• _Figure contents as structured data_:
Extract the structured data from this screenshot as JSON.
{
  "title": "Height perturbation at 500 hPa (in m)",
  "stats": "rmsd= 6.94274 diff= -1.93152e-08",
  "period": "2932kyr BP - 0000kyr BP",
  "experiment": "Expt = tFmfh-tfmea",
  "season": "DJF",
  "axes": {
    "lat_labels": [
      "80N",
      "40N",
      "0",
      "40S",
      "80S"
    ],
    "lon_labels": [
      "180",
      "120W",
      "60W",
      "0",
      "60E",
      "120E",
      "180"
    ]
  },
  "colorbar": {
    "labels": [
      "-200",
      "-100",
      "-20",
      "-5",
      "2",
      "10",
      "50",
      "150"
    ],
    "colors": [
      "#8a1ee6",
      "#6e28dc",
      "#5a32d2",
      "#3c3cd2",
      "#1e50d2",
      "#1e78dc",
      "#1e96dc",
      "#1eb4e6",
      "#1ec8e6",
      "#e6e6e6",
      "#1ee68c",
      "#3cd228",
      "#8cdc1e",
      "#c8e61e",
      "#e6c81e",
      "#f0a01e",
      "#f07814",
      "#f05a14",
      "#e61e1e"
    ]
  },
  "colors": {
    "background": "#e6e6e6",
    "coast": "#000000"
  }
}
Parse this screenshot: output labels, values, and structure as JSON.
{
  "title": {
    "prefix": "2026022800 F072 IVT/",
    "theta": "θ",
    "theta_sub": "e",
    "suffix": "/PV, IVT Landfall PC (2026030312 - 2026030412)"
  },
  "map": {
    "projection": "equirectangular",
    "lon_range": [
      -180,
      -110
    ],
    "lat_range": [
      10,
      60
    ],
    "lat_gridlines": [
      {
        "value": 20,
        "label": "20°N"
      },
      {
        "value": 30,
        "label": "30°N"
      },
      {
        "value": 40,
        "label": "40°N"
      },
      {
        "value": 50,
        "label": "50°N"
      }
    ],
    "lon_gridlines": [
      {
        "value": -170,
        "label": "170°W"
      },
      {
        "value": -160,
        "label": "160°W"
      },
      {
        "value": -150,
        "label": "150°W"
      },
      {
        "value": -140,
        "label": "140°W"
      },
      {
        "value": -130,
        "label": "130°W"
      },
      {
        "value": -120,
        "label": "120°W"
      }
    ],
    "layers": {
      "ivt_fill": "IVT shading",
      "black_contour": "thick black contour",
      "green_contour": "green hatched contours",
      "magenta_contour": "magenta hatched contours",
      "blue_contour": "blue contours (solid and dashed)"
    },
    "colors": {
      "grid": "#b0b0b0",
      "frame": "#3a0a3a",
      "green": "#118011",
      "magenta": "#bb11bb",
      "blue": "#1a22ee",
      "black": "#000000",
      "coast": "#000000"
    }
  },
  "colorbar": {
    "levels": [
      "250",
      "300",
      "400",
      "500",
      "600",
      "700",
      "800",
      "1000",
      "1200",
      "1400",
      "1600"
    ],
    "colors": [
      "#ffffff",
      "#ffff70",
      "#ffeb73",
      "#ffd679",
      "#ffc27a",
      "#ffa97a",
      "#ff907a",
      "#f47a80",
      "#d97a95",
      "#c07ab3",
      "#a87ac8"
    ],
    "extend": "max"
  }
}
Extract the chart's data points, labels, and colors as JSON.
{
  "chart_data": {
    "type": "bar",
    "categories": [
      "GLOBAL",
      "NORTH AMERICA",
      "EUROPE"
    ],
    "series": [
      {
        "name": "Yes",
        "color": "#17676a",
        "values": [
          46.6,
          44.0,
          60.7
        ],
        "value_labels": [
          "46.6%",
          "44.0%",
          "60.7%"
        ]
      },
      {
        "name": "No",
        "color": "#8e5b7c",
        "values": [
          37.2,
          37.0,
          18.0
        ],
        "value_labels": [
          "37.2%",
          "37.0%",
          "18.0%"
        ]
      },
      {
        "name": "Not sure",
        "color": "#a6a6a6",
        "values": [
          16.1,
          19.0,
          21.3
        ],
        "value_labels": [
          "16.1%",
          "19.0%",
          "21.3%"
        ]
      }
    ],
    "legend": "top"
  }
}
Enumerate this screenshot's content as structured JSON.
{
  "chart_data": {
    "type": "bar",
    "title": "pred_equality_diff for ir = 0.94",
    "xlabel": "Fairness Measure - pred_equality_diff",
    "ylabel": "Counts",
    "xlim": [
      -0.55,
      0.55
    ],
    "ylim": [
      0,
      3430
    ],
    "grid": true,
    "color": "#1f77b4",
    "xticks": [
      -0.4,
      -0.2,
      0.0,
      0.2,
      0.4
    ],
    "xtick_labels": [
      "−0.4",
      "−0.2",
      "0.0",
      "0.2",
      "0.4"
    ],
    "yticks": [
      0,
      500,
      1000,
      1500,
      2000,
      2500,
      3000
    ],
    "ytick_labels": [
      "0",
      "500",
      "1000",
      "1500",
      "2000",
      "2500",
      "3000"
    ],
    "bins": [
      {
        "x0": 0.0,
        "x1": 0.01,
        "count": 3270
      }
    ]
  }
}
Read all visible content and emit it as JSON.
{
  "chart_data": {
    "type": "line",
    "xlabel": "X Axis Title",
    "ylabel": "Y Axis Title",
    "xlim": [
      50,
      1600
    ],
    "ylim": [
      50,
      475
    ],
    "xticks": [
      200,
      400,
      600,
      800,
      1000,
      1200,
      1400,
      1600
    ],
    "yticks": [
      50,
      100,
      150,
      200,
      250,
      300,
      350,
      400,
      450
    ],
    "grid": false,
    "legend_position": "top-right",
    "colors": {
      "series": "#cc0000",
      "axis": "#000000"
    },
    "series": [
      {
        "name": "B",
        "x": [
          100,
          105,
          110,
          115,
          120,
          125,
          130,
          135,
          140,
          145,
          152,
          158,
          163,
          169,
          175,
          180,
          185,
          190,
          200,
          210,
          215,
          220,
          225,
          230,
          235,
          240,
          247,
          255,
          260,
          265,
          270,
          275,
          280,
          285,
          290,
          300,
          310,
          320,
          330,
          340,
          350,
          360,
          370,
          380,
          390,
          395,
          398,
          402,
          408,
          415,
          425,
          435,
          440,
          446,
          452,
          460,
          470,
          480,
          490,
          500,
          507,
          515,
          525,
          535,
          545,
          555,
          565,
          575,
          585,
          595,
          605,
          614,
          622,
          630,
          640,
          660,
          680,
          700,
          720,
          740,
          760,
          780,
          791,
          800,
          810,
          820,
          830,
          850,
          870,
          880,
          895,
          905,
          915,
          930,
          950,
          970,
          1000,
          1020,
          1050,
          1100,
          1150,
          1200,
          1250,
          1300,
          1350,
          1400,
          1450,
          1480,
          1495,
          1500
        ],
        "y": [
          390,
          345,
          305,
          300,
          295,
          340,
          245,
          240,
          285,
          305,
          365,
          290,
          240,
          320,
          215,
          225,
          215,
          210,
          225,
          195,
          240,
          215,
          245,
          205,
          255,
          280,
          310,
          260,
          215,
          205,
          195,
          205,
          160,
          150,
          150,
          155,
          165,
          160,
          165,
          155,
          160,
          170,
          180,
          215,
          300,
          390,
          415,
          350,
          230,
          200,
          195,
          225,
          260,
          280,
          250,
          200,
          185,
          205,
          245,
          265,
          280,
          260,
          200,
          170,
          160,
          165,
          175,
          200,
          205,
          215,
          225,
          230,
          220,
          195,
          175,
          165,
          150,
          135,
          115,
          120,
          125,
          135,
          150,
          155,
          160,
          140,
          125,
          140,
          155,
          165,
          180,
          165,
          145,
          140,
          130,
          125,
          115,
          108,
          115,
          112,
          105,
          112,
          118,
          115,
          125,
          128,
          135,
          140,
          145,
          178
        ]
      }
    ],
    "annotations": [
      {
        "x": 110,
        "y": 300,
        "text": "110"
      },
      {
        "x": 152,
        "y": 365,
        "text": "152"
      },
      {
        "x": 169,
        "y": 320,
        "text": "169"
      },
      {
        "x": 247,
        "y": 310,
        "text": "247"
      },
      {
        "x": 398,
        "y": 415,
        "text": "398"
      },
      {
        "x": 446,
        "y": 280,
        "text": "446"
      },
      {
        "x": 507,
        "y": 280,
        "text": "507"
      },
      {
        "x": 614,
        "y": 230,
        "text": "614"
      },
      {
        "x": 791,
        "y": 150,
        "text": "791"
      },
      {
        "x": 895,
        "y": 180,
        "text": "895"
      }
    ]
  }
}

• _Goal_:
Isolate the lines above that contain the word "magenta" and copy them.

• _Solution to this task_:
      "magenta_contour": "magenta hatched contours",
      "magenta": "#bb11bb",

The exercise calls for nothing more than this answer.